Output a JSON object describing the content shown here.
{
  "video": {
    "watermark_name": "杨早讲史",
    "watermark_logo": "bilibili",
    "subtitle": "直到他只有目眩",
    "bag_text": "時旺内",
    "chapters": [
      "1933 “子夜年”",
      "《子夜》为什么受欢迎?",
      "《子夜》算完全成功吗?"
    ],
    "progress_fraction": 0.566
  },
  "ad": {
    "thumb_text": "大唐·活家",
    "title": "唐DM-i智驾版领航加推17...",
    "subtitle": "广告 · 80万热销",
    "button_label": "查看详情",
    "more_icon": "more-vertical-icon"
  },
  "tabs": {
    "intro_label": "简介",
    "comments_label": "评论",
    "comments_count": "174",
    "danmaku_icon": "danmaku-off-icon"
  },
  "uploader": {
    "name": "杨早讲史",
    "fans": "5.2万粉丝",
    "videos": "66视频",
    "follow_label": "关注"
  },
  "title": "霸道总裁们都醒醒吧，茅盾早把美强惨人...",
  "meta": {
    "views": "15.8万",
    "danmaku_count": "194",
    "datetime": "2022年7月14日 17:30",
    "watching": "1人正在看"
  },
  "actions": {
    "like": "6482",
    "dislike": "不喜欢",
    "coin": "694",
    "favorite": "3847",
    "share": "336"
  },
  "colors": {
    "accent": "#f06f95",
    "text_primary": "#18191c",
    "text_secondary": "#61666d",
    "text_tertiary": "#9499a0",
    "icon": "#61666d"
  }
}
# # #
Output the records exactly, including every line.

Output a JSON object describing the content shown here.
{
  "video": {
    "watermark_name": "杨早讲史",
    "watermark_logo": "bilibili",
    "subtitle": "直到他只有目眩",
    "bag_text": "時旺内",
    "chapters": [
      "1933 “子夜年”",
      "《子夜》为什么受欢迎?",
      "《子夜》算完全成功吗?"
    ],
    "progress_fraction": 0.566
  },
  "ad": {
    "thumb_text": "大唐·活家",
    "title": "唐DM-i智驾版领航加推17...",
    "subtitle": "广告 · 80万热销",
    "button_label": "查看详情",
    "more_icon": "more-vertical-icon"
  },
  "tabs": {
    "intro_label": "简介",
    "comments_label": "评论",
    "comments_count": "174",
    "danmaku_icon": "danmaku-off-icon"
  },
  "uploader": {
    "name": "杨早讲史",
    "fans": "5.2万粉丝",
    "videos": "66视频",
    "follow_label": "关注"
  },
  "title": "霸道总裁们都醒醒吧，茅盾早把美强惨人...",
  "meta": {
    "views": "15.8万",
    "danmaku_count": "194",
    "datetime": "2022年7月14日 17:30",
    "watching": "1人正在看"
  },
  "actions": {
    "like": "6482",
    "dislike": "不喜欢",
    "coin": "694",
    "favorite": "3847",
    "share": "336"
  },
  "colors": {
    "accent": "#f06f95",
    "text_primary": "#18191c",
    "text_secondary": "#61666d",
    "text_tertiary": "#9499a0",
    "icon": "#61666d"
  }
}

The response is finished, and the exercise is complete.